Problem to work on:
Transcribe the entries exactly; images are not part of the copy.

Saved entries
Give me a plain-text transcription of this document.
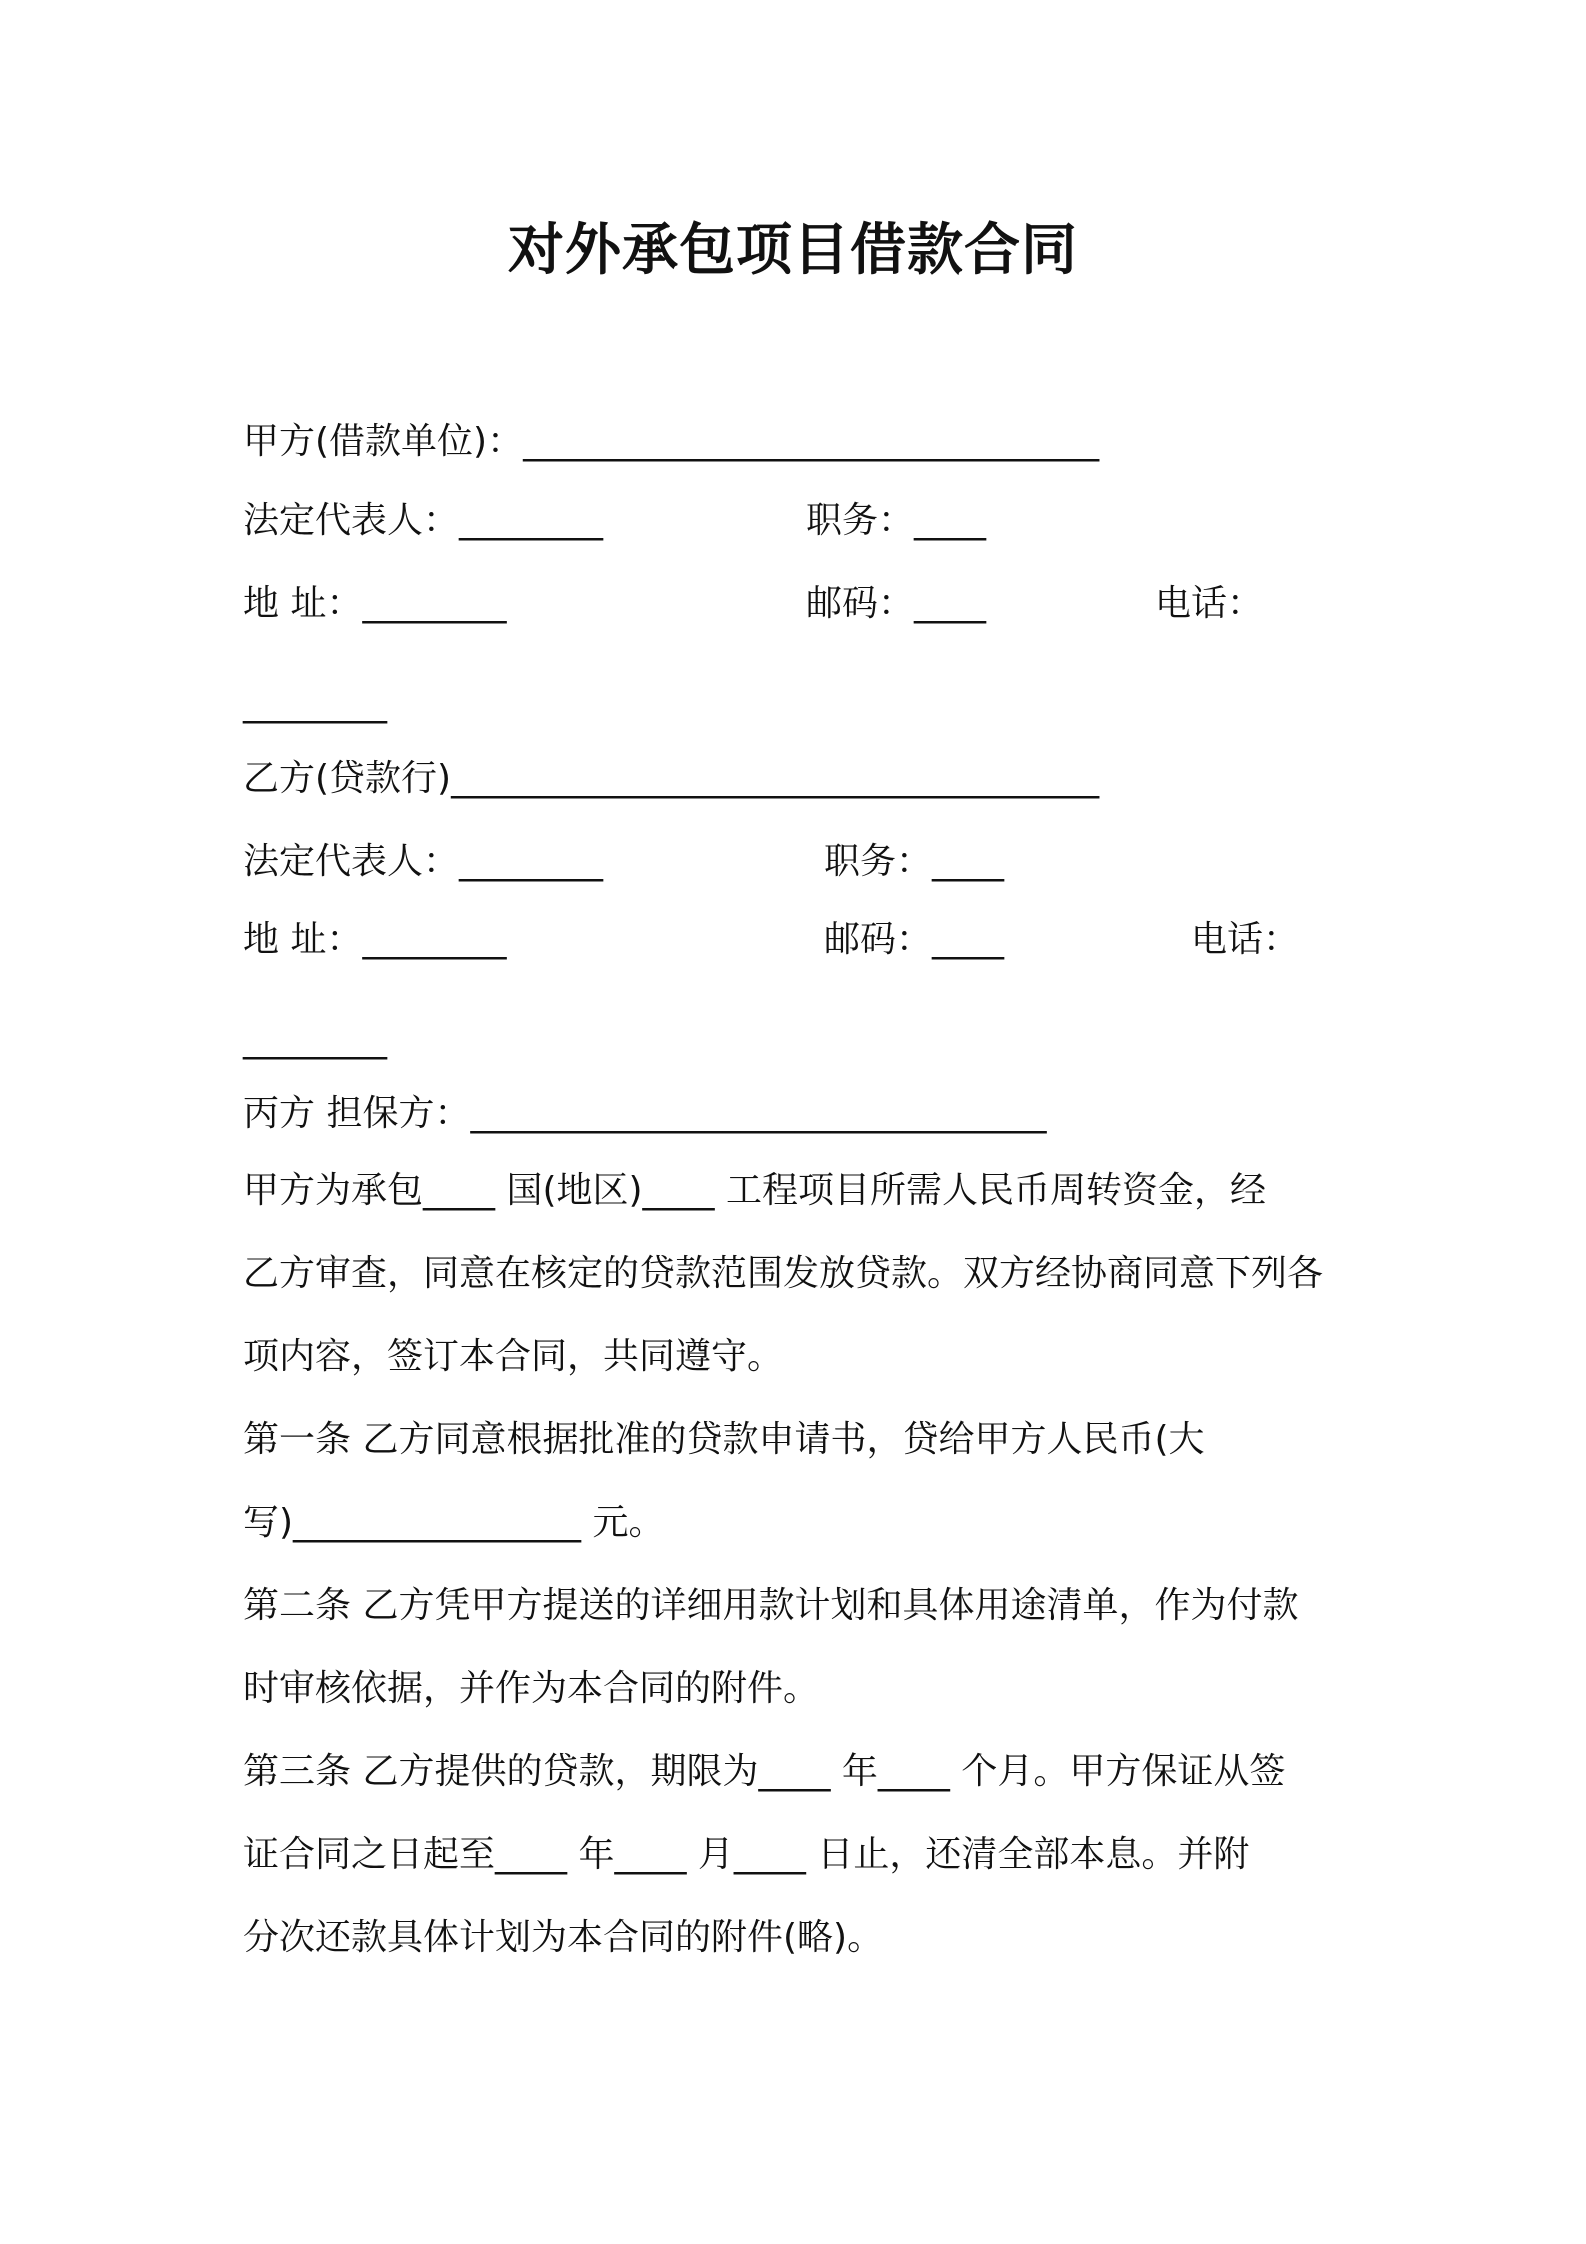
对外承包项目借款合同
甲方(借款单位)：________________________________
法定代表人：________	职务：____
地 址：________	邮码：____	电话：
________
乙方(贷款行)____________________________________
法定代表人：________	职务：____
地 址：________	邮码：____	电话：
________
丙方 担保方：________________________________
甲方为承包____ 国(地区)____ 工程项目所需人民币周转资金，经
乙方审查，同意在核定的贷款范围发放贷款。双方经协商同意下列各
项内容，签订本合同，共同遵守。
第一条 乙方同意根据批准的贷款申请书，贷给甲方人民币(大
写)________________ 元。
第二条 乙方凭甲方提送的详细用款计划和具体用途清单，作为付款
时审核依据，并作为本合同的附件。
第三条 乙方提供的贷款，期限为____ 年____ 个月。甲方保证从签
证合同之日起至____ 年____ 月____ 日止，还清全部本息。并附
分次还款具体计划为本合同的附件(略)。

Exercise result:
Give me a plain-text transcription of this document.
对外承包项目借款合同
甲方(借款单位)：________________________________
法定代表人：________	职务：____
地 址：________	邮码：____	电话：
________
乙方(贷款行)____________________________________
法定代表人：________	职务：____
地 址：________	邮码：____	电话：
________
丙方 担保方：________________________________
甲方为承包____ 国(地区)____ 工程项目所需人民币周转资金，经
乙方审查，同意在核定的贷款范围发放贷款。双方经协商同意下列各
项内容，签订本合同，共同遵守。
第一条 乙方同意根据批准的贷款申请书，贷给甲方人民币(大
写)________________ 元。
第二条 乙方凭甲方提送的详细用款计划和具体用途清单，作为付款
时审核依据，并作为本合同的附件。
第三条 乙方提供的贷款，期限为____ 年____ 个月。甲方保证从签
证合同之日起至____ 年____ 月____ 日止，还清全部本息。并附
分次还款具体计划为本合同的附件(略)。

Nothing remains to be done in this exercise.